**Your task**
Lines that hold the word "screenshot" should be located and copied.

**Entries supplied**
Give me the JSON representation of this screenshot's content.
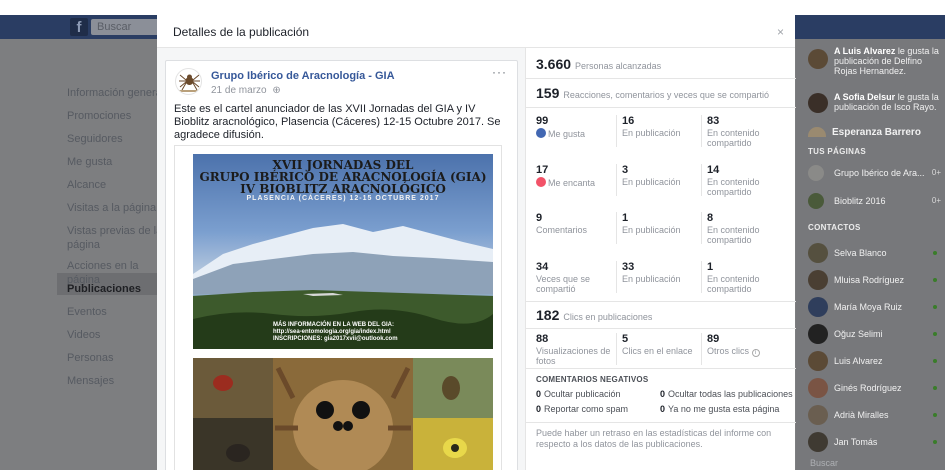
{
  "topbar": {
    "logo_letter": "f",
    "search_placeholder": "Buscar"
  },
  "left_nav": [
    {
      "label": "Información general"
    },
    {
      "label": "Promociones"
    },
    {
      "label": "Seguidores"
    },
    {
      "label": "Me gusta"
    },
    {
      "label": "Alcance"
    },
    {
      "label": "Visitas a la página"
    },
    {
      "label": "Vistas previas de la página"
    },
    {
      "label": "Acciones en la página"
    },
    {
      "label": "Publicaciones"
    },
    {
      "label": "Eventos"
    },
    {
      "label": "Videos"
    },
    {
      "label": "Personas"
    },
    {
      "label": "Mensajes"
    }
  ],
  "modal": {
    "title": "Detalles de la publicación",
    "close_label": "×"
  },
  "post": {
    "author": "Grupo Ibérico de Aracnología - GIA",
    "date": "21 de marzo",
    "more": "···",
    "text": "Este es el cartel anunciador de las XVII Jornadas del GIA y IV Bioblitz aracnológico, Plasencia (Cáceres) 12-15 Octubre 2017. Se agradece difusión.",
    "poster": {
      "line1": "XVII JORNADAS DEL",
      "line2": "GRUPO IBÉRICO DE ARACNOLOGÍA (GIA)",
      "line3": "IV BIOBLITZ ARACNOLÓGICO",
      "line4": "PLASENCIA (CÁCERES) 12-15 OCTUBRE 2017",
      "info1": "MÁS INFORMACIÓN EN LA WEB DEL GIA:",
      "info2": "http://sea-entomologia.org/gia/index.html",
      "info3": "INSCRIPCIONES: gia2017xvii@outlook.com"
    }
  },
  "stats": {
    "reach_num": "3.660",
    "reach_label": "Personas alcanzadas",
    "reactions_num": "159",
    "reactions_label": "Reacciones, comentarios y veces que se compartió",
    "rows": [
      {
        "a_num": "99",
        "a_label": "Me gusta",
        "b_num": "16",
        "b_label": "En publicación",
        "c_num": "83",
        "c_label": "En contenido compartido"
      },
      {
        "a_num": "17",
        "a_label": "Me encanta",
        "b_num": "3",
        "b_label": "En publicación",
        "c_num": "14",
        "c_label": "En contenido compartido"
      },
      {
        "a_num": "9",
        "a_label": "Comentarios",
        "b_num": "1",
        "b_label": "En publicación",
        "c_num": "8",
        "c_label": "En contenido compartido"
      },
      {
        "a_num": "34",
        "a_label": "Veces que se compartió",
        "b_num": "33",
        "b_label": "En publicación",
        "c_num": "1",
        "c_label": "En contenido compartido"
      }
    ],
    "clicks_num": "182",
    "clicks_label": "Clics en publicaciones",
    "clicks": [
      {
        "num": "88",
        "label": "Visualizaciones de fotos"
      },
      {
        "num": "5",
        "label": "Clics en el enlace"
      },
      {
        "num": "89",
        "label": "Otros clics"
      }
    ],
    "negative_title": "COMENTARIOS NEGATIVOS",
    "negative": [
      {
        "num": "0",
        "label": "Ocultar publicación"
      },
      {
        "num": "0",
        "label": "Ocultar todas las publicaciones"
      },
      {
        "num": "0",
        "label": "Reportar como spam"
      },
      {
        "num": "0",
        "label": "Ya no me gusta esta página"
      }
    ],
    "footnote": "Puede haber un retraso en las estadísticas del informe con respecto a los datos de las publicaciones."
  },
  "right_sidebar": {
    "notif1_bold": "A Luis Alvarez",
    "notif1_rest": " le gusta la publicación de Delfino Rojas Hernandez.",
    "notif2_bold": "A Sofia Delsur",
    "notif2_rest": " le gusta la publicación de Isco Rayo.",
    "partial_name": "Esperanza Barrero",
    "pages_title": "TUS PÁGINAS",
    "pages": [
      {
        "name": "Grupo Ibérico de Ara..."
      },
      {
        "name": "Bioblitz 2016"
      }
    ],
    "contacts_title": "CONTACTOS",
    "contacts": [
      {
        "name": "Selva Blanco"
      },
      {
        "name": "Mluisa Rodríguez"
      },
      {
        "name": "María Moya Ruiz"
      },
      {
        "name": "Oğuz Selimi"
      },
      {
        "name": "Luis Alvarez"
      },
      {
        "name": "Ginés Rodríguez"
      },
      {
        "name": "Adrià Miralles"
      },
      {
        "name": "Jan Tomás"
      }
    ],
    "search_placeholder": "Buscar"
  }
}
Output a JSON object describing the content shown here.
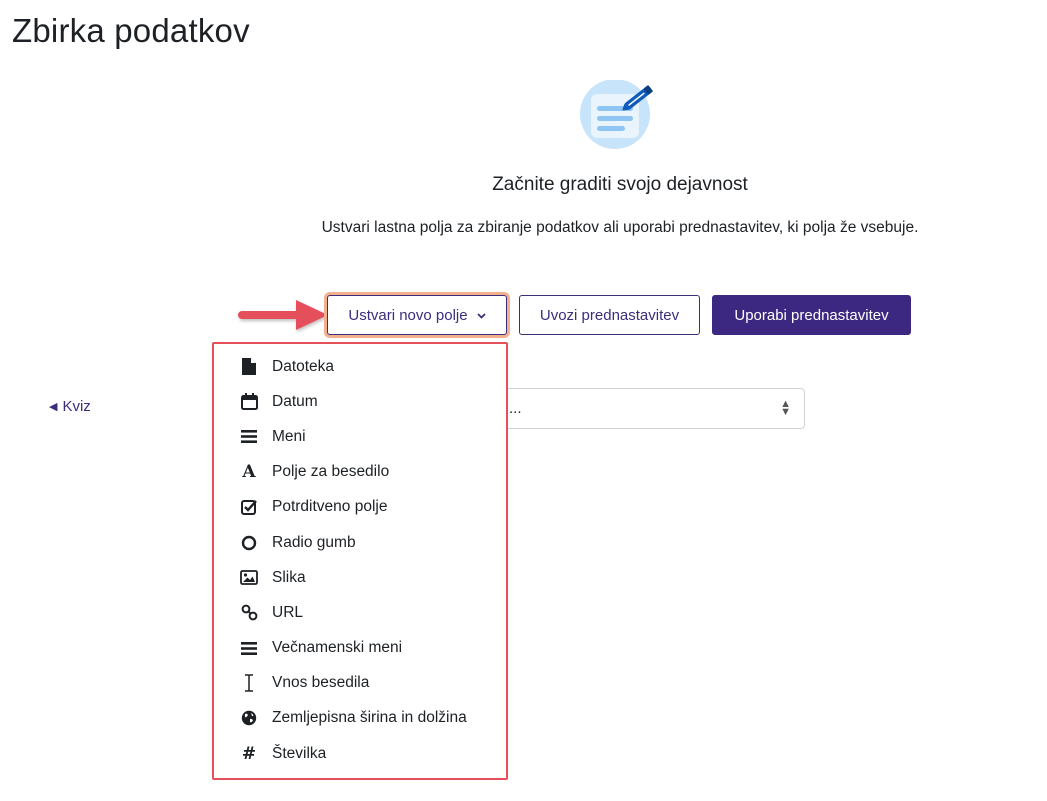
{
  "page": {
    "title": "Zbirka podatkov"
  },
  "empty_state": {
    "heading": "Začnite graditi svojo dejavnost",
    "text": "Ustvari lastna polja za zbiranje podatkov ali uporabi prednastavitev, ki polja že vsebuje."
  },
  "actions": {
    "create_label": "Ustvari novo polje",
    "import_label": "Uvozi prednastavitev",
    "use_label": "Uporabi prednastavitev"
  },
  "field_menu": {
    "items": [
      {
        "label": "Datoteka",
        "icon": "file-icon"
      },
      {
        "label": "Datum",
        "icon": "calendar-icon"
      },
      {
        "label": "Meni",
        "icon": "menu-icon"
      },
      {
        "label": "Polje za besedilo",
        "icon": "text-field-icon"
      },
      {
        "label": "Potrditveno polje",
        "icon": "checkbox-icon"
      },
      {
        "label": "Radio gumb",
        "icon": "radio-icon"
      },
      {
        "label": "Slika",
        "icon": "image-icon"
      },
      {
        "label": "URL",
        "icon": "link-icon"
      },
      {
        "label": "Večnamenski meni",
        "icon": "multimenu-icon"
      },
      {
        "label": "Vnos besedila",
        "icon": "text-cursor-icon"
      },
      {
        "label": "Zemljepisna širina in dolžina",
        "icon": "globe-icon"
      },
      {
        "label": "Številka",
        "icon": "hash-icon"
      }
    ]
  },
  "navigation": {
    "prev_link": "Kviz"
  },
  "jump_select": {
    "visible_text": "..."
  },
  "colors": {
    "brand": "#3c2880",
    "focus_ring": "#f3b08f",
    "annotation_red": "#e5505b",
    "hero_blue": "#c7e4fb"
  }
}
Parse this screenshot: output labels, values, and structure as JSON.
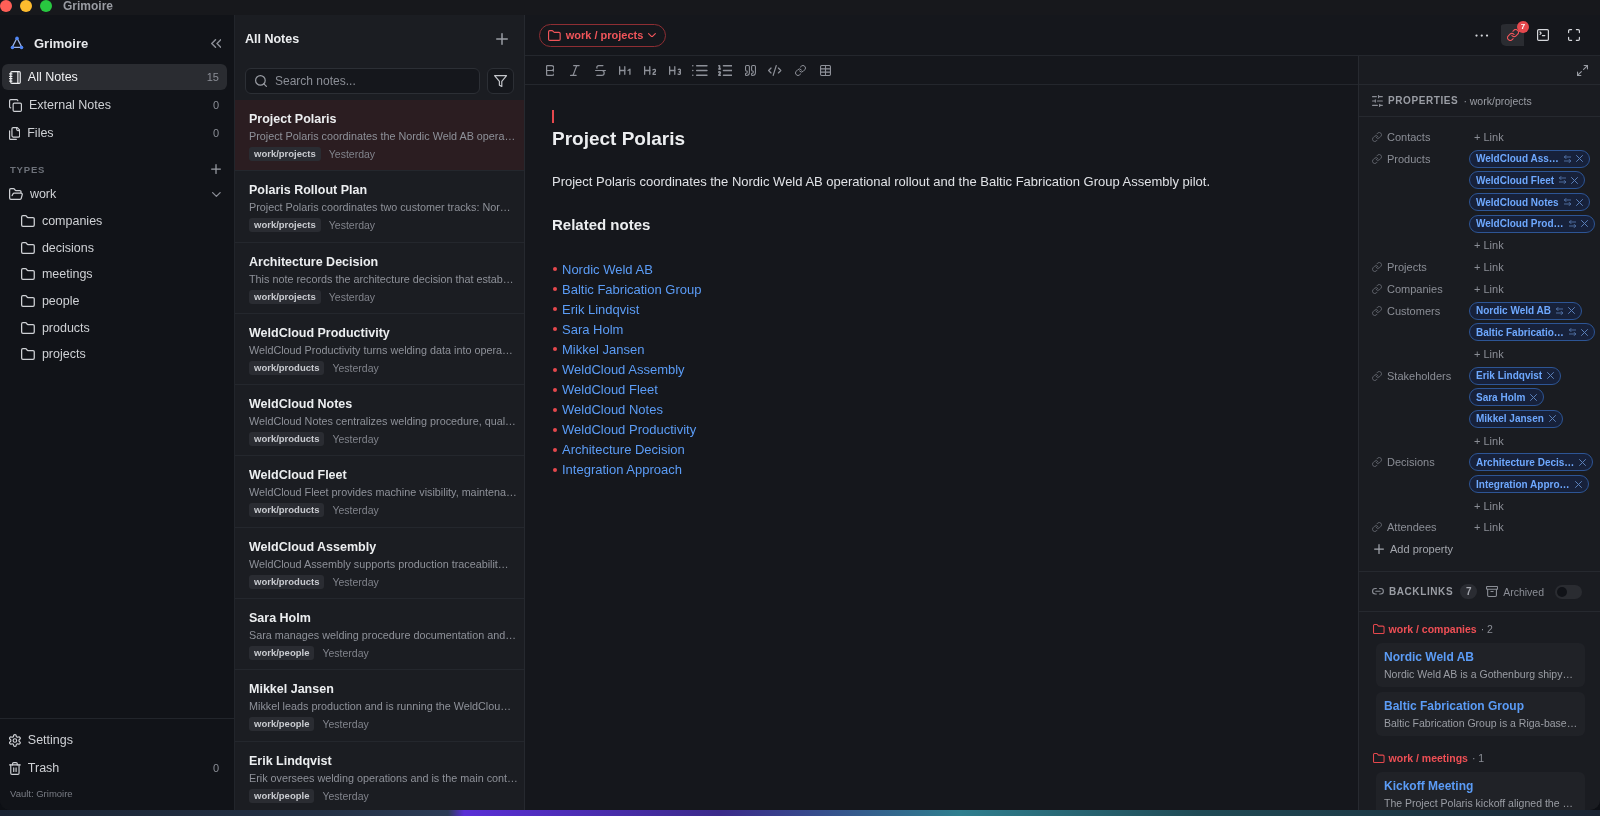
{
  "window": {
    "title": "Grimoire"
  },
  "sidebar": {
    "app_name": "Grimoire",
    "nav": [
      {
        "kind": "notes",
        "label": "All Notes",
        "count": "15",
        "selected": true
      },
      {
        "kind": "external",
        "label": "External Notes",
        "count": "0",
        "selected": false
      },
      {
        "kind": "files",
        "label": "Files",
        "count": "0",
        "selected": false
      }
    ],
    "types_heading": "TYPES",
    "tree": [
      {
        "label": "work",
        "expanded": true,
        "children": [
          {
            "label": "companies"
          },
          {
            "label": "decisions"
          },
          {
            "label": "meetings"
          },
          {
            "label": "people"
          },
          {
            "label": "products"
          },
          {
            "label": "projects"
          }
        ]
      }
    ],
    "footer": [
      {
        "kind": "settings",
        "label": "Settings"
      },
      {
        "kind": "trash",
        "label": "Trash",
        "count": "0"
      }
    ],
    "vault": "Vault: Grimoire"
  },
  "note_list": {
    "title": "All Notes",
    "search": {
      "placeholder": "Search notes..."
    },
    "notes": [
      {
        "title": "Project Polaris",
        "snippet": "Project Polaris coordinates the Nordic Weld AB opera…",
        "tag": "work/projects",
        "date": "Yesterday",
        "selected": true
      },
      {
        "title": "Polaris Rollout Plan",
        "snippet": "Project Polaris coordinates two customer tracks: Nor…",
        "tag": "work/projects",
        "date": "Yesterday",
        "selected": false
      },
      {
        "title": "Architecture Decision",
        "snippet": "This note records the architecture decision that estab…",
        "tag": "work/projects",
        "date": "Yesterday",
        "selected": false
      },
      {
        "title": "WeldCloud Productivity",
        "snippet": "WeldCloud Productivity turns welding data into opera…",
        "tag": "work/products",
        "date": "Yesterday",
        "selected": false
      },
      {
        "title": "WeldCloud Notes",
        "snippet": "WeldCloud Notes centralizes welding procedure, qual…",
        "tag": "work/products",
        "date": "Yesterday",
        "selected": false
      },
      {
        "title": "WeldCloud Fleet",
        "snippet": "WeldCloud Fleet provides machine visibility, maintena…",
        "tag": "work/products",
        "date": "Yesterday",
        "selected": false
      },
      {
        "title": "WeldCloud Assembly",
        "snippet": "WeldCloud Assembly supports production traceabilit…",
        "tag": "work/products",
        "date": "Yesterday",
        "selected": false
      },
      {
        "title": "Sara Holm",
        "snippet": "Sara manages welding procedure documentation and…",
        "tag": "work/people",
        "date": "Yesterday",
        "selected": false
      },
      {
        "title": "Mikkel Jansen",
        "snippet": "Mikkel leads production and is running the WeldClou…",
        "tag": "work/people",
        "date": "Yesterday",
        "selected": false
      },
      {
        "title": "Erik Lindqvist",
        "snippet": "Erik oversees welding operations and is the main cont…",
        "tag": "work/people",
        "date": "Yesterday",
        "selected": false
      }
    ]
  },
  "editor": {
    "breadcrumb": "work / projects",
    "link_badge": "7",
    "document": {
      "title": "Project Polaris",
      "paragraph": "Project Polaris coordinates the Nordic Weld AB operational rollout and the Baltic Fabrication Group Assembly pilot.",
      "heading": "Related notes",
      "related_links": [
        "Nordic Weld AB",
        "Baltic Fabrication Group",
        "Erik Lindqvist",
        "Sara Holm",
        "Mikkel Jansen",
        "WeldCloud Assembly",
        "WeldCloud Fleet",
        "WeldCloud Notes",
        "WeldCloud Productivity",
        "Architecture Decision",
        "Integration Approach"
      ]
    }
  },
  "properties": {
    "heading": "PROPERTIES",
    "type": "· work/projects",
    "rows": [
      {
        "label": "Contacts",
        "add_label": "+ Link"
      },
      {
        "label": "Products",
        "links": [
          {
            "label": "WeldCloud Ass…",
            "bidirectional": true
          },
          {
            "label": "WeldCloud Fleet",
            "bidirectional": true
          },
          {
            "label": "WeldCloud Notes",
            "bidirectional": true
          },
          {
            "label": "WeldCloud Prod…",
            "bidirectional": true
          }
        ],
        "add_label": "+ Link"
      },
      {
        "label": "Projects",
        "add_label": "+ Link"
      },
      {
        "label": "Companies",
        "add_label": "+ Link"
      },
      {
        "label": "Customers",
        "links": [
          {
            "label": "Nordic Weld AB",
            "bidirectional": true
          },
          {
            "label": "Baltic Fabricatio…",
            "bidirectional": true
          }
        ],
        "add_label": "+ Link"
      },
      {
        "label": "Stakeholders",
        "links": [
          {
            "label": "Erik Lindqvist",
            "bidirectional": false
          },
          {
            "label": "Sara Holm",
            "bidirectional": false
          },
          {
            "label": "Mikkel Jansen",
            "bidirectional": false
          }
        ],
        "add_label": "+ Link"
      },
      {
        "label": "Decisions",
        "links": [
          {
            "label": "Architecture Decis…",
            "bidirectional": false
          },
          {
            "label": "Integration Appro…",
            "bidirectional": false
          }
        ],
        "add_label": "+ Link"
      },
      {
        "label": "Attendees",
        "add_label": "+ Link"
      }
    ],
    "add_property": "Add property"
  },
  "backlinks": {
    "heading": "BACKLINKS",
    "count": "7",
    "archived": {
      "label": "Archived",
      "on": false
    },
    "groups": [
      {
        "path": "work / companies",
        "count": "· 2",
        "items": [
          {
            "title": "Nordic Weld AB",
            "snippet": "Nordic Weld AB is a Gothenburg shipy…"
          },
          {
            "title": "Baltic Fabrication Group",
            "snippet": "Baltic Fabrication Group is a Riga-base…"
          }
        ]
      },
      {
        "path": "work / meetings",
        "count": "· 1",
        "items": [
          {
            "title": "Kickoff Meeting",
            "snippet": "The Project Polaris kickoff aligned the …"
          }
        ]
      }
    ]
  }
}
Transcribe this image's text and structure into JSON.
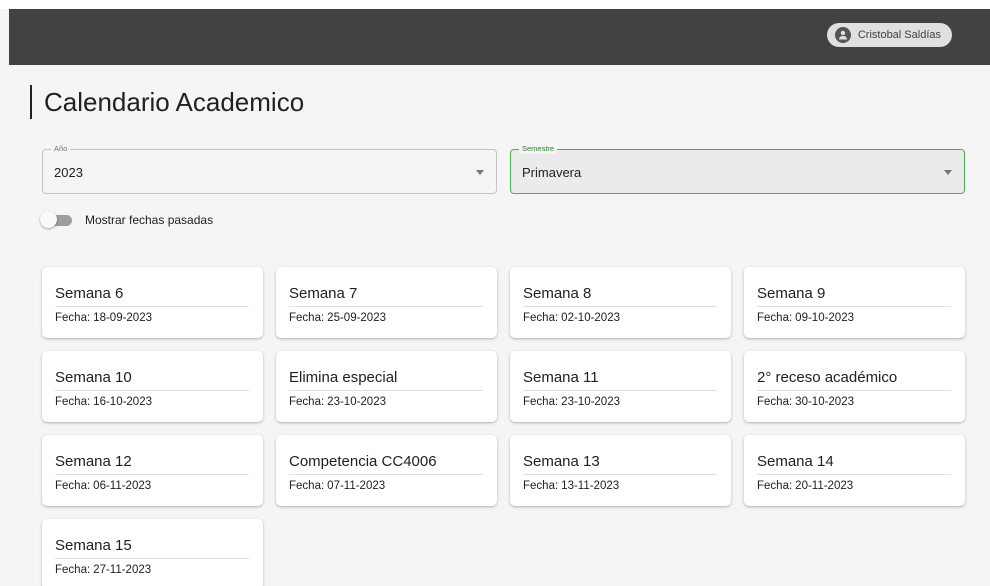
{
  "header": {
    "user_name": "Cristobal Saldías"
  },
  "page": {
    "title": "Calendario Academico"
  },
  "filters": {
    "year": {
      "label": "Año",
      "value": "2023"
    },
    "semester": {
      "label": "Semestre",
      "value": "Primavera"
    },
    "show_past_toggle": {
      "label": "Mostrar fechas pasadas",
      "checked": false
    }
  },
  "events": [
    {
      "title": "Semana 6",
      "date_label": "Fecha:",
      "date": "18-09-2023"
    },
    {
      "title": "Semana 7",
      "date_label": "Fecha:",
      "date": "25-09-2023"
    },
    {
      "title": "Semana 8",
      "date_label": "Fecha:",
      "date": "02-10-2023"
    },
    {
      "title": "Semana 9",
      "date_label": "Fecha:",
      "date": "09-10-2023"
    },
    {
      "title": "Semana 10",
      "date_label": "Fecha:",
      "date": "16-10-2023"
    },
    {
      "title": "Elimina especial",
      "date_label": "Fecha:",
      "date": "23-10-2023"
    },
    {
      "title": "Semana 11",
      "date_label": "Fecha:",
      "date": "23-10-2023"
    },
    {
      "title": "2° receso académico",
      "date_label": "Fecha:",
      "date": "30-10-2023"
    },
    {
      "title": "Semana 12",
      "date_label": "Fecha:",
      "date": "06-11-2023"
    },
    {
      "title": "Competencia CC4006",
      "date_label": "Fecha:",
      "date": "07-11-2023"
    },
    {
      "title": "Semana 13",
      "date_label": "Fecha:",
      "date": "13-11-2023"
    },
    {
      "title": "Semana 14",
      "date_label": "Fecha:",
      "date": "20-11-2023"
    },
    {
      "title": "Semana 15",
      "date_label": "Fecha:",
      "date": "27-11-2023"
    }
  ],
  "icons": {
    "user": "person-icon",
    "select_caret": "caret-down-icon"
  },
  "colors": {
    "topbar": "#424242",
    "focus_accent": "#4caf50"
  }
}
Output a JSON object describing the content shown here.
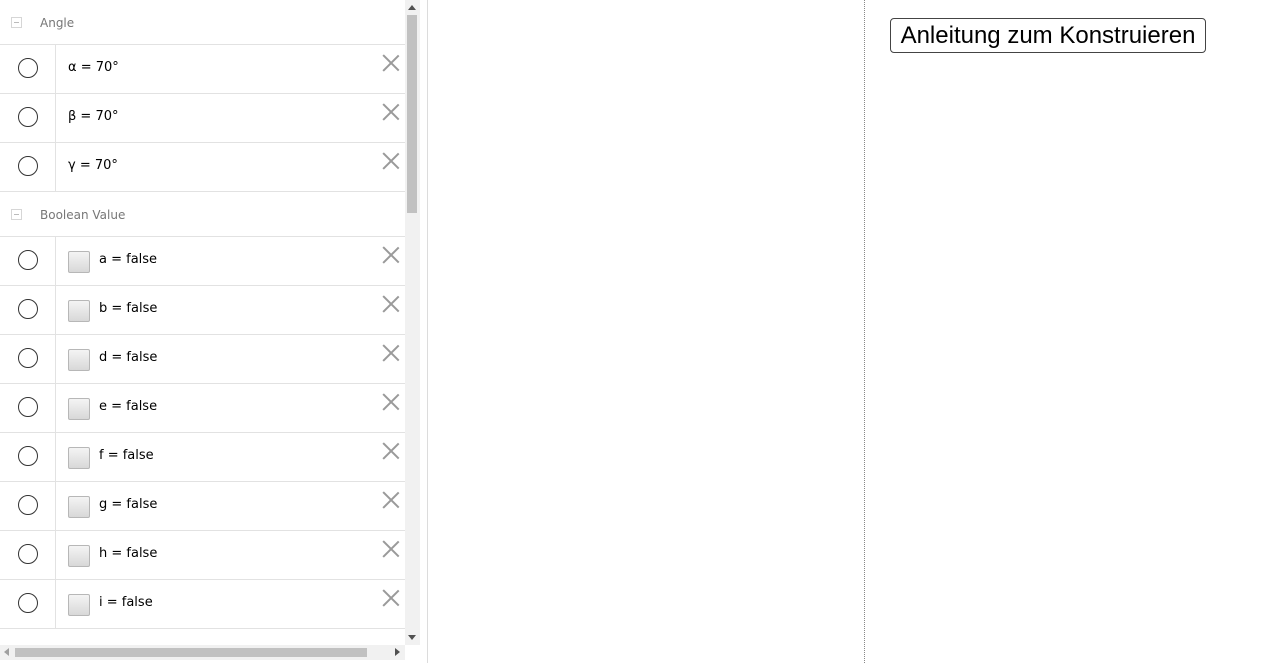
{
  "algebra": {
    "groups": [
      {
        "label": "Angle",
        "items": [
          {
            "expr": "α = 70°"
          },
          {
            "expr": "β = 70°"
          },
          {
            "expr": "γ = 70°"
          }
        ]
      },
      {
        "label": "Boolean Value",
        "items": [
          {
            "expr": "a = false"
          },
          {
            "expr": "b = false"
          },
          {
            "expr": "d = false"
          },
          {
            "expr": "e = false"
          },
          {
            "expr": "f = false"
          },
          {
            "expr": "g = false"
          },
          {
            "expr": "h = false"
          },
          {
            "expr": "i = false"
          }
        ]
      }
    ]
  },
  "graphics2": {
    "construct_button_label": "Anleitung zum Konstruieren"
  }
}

**Exercise answer**
Give me the JSON representation of this screenshot's content.
Parse this screenshot: output labels, values, and structure as JSON.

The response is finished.